:: ENTRIES

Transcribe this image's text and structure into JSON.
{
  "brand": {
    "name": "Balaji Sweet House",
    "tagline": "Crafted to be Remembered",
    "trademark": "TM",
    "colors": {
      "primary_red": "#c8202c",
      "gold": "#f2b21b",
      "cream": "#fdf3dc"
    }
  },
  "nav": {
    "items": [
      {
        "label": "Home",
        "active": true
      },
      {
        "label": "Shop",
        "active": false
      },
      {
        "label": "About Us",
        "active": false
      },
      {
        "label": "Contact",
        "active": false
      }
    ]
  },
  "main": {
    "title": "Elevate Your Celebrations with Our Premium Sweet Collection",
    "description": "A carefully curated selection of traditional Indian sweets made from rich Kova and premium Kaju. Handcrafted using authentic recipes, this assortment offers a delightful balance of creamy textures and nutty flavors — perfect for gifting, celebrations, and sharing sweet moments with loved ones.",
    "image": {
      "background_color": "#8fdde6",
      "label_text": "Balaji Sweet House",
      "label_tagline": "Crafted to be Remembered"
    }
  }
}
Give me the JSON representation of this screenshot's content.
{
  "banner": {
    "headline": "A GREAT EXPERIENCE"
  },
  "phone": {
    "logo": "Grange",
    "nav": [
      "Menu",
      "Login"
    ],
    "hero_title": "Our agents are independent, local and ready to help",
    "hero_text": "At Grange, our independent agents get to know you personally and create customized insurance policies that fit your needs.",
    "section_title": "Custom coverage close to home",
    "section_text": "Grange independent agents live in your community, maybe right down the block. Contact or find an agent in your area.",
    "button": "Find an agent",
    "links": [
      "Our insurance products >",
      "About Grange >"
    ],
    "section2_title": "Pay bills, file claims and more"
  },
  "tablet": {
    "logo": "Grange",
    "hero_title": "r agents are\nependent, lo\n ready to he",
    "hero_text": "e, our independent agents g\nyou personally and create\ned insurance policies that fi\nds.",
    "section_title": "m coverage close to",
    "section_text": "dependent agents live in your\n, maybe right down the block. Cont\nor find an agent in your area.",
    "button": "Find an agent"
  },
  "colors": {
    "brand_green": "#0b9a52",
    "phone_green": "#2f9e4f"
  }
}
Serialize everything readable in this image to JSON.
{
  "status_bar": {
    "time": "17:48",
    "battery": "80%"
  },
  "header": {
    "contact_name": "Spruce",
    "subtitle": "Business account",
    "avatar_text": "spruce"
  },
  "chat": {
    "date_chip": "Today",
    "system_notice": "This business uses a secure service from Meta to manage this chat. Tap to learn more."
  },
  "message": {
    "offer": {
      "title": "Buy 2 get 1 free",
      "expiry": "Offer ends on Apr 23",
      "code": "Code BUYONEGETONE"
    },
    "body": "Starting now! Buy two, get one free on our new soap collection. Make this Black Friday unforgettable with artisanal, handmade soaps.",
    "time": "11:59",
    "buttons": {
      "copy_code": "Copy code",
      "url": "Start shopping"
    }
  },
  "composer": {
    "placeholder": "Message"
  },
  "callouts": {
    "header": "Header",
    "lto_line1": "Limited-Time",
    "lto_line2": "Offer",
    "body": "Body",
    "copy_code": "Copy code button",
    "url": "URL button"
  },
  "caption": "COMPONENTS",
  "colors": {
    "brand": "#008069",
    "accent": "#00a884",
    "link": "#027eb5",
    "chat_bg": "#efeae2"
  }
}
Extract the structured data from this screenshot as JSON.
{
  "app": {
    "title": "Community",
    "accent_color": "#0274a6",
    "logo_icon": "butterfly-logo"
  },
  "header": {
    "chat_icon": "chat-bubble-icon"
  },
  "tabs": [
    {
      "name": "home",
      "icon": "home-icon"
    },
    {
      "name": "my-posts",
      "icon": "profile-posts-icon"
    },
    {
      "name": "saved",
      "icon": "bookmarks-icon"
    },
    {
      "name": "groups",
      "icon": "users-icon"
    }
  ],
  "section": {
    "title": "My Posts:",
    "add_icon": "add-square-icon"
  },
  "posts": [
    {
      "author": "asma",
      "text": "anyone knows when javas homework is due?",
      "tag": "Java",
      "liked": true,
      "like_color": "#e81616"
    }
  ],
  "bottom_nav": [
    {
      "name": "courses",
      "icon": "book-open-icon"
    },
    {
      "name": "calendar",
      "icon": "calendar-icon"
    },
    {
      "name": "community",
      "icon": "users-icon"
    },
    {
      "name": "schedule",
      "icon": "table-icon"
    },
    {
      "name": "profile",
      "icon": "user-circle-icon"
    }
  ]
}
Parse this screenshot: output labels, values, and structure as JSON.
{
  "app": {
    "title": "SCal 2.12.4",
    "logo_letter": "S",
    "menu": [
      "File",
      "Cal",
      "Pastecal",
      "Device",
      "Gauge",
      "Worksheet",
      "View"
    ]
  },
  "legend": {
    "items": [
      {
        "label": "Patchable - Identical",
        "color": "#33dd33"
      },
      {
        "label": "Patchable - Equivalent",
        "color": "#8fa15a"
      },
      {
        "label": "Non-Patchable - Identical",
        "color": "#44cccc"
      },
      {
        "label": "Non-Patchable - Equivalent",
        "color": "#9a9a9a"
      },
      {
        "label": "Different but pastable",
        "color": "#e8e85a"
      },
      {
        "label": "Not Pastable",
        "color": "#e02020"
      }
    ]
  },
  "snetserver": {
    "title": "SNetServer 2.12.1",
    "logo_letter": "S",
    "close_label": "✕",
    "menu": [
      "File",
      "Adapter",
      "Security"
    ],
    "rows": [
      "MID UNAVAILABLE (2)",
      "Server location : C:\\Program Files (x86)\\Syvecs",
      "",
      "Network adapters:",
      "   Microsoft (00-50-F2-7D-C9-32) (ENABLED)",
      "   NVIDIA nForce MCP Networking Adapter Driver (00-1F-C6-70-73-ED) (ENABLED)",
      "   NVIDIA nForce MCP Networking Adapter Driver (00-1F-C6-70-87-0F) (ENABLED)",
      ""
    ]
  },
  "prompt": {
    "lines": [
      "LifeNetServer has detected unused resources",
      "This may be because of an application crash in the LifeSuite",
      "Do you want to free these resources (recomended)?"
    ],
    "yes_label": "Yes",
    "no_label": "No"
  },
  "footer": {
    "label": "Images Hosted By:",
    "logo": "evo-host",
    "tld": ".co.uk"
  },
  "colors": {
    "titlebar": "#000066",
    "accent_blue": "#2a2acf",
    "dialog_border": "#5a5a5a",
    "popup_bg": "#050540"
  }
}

::::

### WHAT YOU SHOULD DO
Print out every record again, exactly and in full.

### ANSWER IN FULL
Transcribe this image's text and structure into JSON.
{
  "brand": {
    "name": "Balaji Sweet House",
    "tagline": "Crafted to be Remembered",
    "trademark": "TM",
    "colors": {
      "primary_red": "#c8202c",
      "gold": "#f2b21b",
      "cream": "#fdf3dc"
    }
  },
  "nav": {
    "items": [
      {
        "label": "Home",
        "active": true
      },
      {
        "label": "Shop",
        "active": false
      },
      {
        "label": "About Us",
        "active": false
      },
      {
        "label": "Contact",
        "active": false
      }
    ]
  },
  "main": {
    "title": "Elevate Your Celebrations with Our Premium Sweet Collection",
    "description": "A carefully curated selection of traditional Indian sweets made from rich Kova and premium Kaju. Handcrafted using authentic recipes, this assortment offers a delightful balance of creamy textures and nutty flavors — perfect for gifting, celebrations, and sharing sweet moments with loved ones.",
    "image": {
      "background_color": "#8fdde6",
      "label_text": "Balaji Sweet House",
      "label_tagline": "Crafted to be Remembered"
    }
  }
}
Give me the JSON representation of this screenshot's content.
{
  "banner": {
    "headline": "A GREAT EXPERIENCE"
  },
  "phone": {
    "logo": "Grange",
    "nav": [
      "Menu",
      "Login"
    ],
    "hero_title": "Our agents are independent, local and ready to help",
    "hero_text": "At Grange, our independent agents get to know you personally and create customized insurance policies that fit your needs.",
    "section_title": "Custom coverage close to home",
    "section_text": "Grange independent agents live in your community, maybe right down the block. Contact or find an agent in your area.",
    "button": "Find an agent",
    "links": [
      "Our insurance products >",
      "About Grange >"
    ],
    "section2_title": "Pay bills, file claims and more"
  },
  "tablet": {
    "logo": "Grange",
    "hero_title": "r agents are\nependent, lo\n ready to he",
    "hero_text": "e, our independent agents g\nyou personally and create\ned insurance policies that fi\nds.",
    "section_title": "m coverage close to",
    "section_text": "dependent agents live in your\n, maybe right down the block. Cont\nor find an agent in your area.",
    "button": "Find an agent"
  },
  "colors": {
    "brand_green": "#0b9a52",
    "phone_green": "#2f9e4f"
  }
}
Serialize everything readable in this image to JSON.
{
  "status_bar": {
    "time": "17:48",
    "battery": "80%"
  },
  "header": {
    "contact_name": "Spruce",
    "subtitle": "Business account",
    "avatar_text": "spruce"
  },
  "chat": {
    "date_chip": "Today",
    "system_notice": "This business uses a secure service from Meta to manage this chat. Tap to learn more."
  },
  "message": {
    "offer": {
      "title": "Buy 2 get 1 free",
      "expiry": "Offer ends on Apr 23",
      "code": "Code BUYONEGETONE"
    },
    "body": "Starting now! Buy two, get one free on our new soap collection. Make this Black Friday unforgettable with artisanal, handmade soaps.",
    "time": "11:59",
    "buttons": {
      "copy_code": "Copy code",
      "url": "Start shopping"
    }
  },
  "composer": {
    "placeholder": "Message"
  },
  "callouts": {
    "header": "Header",
    "lto_line1": "Limited-Time",
    "lto_line2": "Offer",
    "body": "Body",
    "copy_code": "Copy code button",
    "url": "URL button"
  },
  "caption": "COMPONENTS",
  "colors": {
    "brand": "#008069",
    "accent": "#00a884",
    "link": "#027eb5",
    "chat_bg": "#efeae2"
  }
}
Extract the structured data from this screenshot as JSON.
{
  "app": {
    "title": "Community",
    "accent_color": "#0274a6",
    "logo_icon": "butterfly-logo"
  },
  "header": {
    "chat_icon": "chat-bubble-icon"
  },
  "tabs": [
    {
      "name": "home",
      "icon": "home-icon"
    },
    {
      "name": "my-posts",
      "icon": "profile-posts-icon"
    },
    {
      "name": "saved",
      "icon": "bookmarks-icon"
    },
    {
      "name": "groups",
      "icon": "users-icon"
    }
  ],
  "section": {
    "title": "My Posts:",
    "add_icon": "add-square-icon"
  },
  "posts": [
    {
      "author": "asma",
      "text": "anyone knows when javas homework is due?",
      "tag": "Java",
      "liked": true,
      "like_color": "#e81616"
    }
  ],
  "bottom_nav": [
    {
      "name": "courses",
      "icon": "book-open-icon"
    },
    {
      "name": "calendar",
      "icon": "calendar-icon"
    },
    {
      "name": "community",
      "icon": "users-icon"
    },
    {
      "name": "schedule",
      "icon": "table-icon"
    },
    {
      "name": "profile",
      "icon": "user-circle-icon"
    }
  ]
}
Parse this screenshot: output labels, values, and structure as JSON.
{
  "app": {
    "title": "SCal 2.12.4",
    "logo_letter": "S",
    "menu": [
      "File",
      "Cal",
      "Pastecal",
      "Device",
      "Gauge",
      "Worksheet",
      "View"
    ]
  },
  "legend": {
    "items": [
      {
        "label": "Patchable - Identical",
        "color": "#33dd33"
      },
      {
        "label": "Patchable - Equivalent",
        "color": "#8fa15a"
      },
      {
        "label": "Non-Patchable - Identical",
        "color": "#44cccc"
      },
      {
        "label": "Non-Patchable - Equivalent",
        "color": "#9a9a9a"
      },
      {
        "label": "Different but pastable",
        "color": "#e8e85a"
      },
      {
        "label": "Not Pastable",
        "color": "#e02020"
      }
    ]
  },
  "snetserver": {
    "title": "SNetServer 2.12.1",
    "logo_letter": "S",
    "close_label": "✕",
    "menu": [
      "File",
      "Adapter",
      "Security"
    ],
    "rows": [
      "MID UNAVAILABLE (2)",
      "Server location : C:\\Program Files (x86)\\Syvecs",
      "",
      "Network adapters:",
      "   Microsoft (00-50-F2-7D-C9-32) (ENABLED)",
      "   NVIDIA nForce MCP Networking Adapter Driver (00-1F-C6-70-73-ED) (ENABLED)",
      "   NVIDIA nForce MCP Networking Adapter Driver (00-1F-C6-70-87-0F) (ENABLED)",
      ""
    ]
  },
  "prompt": {
    "lines": [
      "LifeNetServer has detected unused resources",
      "This may be because of an application crash in the LifeSuite",
      "Do you want to free these resources (recomended)?"
    ],
    "yes_label": "Yes",
    "no_label": "No"
  },
  "footer": {
    "label": "Images Hosted By:",
    "logo": "evo-host",
    "tld": ".co.uk"
  },
  "colors": {
    "titlebar": "#000066",
    "accent_blue": "#2a2acf",
    "dialog_border": "#5a5a5a",
    "popup_bg": "#050540"
  }
}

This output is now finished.